**Objective**
Using the material below, copy every line where "vergunning" appears.

======

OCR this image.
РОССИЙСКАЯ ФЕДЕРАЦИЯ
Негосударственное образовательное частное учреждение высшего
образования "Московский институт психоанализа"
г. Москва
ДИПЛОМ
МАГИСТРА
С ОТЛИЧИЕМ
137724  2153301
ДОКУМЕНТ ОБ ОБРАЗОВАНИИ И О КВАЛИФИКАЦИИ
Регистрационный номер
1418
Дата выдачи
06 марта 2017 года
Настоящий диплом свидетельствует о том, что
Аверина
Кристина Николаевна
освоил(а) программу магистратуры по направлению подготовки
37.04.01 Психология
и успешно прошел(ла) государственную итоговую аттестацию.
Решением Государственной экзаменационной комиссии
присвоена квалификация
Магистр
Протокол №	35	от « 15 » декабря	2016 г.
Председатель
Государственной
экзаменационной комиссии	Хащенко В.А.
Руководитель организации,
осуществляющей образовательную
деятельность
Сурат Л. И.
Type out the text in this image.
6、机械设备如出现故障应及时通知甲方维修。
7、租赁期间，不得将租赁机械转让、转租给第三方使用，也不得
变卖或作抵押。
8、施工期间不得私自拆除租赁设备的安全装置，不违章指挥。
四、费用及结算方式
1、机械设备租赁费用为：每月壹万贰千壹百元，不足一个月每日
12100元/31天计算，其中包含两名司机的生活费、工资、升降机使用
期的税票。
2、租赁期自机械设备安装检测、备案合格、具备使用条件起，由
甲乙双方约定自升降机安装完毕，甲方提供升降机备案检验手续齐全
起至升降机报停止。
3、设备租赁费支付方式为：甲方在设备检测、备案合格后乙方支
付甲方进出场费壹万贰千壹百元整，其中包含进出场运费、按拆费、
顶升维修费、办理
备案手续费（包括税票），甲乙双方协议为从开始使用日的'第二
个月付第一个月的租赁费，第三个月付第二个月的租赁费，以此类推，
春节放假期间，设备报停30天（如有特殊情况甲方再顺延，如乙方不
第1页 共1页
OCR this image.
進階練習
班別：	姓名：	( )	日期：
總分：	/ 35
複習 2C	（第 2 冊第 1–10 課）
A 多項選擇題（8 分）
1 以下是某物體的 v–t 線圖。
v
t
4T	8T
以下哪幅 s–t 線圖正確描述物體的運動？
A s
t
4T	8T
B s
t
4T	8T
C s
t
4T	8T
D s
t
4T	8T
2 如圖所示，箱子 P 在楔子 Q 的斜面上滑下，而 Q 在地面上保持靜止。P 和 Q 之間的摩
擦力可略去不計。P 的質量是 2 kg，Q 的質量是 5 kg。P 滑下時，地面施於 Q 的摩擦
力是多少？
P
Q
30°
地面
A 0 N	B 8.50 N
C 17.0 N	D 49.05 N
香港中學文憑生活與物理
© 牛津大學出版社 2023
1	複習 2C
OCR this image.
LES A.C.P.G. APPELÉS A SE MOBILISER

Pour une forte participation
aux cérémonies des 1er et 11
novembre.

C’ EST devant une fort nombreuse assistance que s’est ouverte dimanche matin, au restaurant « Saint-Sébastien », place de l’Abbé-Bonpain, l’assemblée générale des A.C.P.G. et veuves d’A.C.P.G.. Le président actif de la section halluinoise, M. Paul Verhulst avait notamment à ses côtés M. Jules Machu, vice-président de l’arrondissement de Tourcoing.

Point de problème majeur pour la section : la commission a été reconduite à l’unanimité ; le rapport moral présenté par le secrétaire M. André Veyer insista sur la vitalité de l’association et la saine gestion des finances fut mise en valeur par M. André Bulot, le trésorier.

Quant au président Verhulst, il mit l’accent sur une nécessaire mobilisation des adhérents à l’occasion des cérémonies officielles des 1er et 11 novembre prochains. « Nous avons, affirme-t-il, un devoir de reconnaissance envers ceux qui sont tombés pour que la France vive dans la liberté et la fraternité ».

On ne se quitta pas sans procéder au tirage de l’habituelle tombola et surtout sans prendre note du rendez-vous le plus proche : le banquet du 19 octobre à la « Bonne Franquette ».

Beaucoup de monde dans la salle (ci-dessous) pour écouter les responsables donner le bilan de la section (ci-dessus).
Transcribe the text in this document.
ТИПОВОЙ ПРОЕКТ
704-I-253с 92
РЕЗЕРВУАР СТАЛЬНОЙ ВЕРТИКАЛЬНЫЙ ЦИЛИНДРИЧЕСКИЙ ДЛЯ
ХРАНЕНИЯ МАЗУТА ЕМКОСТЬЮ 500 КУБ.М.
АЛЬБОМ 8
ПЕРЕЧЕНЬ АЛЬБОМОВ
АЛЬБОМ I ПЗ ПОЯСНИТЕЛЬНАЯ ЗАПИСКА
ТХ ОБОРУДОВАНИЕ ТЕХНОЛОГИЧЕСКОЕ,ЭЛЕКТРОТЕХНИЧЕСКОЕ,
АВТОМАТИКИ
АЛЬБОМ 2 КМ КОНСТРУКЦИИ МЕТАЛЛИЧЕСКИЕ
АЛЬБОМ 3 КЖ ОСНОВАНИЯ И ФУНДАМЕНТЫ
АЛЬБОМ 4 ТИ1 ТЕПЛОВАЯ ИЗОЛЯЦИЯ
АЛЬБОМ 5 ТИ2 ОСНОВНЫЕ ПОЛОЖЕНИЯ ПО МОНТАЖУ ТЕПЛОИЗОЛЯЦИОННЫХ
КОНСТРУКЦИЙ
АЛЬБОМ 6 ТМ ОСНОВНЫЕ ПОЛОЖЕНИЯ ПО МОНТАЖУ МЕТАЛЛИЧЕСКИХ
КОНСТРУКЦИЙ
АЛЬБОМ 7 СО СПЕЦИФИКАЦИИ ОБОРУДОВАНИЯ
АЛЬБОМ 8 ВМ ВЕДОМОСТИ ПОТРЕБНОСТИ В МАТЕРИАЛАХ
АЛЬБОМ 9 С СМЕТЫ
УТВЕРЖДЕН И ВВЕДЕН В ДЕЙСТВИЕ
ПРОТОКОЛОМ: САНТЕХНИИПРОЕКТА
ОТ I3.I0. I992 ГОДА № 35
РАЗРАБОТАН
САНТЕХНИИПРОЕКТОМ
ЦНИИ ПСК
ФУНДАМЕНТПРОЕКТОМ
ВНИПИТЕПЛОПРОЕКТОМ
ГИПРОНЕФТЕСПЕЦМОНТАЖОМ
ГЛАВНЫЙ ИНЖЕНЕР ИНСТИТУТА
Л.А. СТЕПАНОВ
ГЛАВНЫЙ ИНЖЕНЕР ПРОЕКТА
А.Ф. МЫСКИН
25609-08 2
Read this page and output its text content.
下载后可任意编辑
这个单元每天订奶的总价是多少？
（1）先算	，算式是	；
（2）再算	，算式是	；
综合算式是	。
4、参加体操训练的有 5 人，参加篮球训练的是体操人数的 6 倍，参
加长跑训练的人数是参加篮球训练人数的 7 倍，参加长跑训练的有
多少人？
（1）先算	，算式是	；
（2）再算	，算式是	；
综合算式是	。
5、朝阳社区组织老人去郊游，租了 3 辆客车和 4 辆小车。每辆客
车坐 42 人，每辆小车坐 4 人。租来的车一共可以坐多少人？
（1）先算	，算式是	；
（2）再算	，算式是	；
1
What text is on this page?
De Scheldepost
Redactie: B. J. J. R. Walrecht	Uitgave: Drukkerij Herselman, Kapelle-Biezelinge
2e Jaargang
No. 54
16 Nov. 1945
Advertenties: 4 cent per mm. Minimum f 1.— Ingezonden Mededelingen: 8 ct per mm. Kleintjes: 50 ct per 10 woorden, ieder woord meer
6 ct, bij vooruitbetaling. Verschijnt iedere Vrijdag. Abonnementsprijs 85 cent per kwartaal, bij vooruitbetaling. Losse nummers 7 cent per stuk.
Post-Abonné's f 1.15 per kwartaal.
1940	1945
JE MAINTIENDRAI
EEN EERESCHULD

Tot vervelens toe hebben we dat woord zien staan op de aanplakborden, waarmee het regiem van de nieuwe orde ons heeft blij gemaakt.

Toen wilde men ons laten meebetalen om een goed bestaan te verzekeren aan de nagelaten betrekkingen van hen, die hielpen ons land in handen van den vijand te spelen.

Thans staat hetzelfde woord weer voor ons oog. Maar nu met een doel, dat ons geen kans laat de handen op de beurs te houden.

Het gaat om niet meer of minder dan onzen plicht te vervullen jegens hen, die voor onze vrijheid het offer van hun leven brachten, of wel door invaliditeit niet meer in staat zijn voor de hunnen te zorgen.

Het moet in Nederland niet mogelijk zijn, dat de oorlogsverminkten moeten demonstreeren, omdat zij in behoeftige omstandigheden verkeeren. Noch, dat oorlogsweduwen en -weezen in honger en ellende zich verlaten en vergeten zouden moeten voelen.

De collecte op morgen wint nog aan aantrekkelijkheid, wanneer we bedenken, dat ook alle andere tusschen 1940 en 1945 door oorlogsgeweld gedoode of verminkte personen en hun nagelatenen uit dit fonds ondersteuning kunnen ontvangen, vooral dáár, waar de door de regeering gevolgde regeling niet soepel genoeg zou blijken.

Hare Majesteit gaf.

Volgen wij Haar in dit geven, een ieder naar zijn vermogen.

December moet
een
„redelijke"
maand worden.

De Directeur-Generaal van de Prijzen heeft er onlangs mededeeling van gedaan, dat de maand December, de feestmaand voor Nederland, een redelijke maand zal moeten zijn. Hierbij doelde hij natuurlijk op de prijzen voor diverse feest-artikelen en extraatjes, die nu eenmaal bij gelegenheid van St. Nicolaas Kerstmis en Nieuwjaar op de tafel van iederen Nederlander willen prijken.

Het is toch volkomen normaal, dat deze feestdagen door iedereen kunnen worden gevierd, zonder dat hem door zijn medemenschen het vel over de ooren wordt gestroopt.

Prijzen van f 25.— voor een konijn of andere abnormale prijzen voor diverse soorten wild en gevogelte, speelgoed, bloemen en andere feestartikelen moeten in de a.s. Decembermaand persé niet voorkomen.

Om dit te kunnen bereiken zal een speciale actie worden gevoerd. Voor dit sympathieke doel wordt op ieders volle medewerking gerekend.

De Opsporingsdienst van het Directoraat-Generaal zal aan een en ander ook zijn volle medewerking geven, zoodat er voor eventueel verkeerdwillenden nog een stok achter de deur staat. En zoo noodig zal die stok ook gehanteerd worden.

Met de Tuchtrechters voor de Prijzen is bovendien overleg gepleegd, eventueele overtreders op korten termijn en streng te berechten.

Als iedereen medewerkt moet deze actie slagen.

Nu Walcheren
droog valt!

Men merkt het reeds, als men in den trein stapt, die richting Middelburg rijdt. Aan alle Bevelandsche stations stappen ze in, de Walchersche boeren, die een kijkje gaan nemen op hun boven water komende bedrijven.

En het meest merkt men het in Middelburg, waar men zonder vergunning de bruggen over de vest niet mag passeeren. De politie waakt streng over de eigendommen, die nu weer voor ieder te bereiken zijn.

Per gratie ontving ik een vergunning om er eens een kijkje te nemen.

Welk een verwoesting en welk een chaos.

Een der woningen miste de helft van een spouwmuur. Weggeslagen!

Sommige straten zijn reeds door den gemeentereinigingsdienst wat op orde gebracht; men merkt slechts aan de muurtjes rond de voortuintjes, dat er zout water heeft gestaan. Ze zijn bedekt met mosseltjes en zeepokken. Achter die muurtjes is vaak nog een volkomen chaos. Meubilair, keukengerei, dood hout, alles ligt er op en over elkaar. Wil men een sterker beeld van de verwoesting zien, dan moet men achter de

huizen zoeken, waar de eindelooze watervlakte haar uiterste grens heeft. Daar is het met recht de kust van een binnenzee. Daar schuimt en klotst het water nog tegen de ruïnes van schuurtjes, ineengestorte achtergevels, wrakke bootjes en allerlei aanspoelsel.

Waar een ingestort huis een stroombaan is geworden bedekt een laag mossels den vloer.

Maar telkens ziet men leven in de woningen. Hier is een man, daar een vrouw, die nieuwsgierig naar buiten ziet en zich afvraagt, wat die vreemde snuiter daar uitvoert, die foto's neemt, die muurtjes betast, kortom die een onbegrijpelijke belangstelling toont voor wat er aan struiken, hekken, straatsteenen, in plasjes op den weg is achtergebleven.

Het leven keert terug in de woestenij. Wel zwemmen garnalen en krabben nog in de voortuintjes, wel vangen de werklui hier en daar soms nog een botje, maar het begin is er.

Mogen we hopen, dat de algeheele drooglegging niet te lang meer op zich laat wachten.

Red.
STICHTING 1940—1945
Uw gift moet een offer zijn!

======

**The reply**
En het meest merkt men het in Middelburg, waar men zonder vergunning de bruggen over de vest niet mag passeeren. De politie waakt streng over de eigendommen, die nu weer voor ieder te bereiken zijn.
Per gratie ontving ik een vergunning om er eens een kijkje te nemen.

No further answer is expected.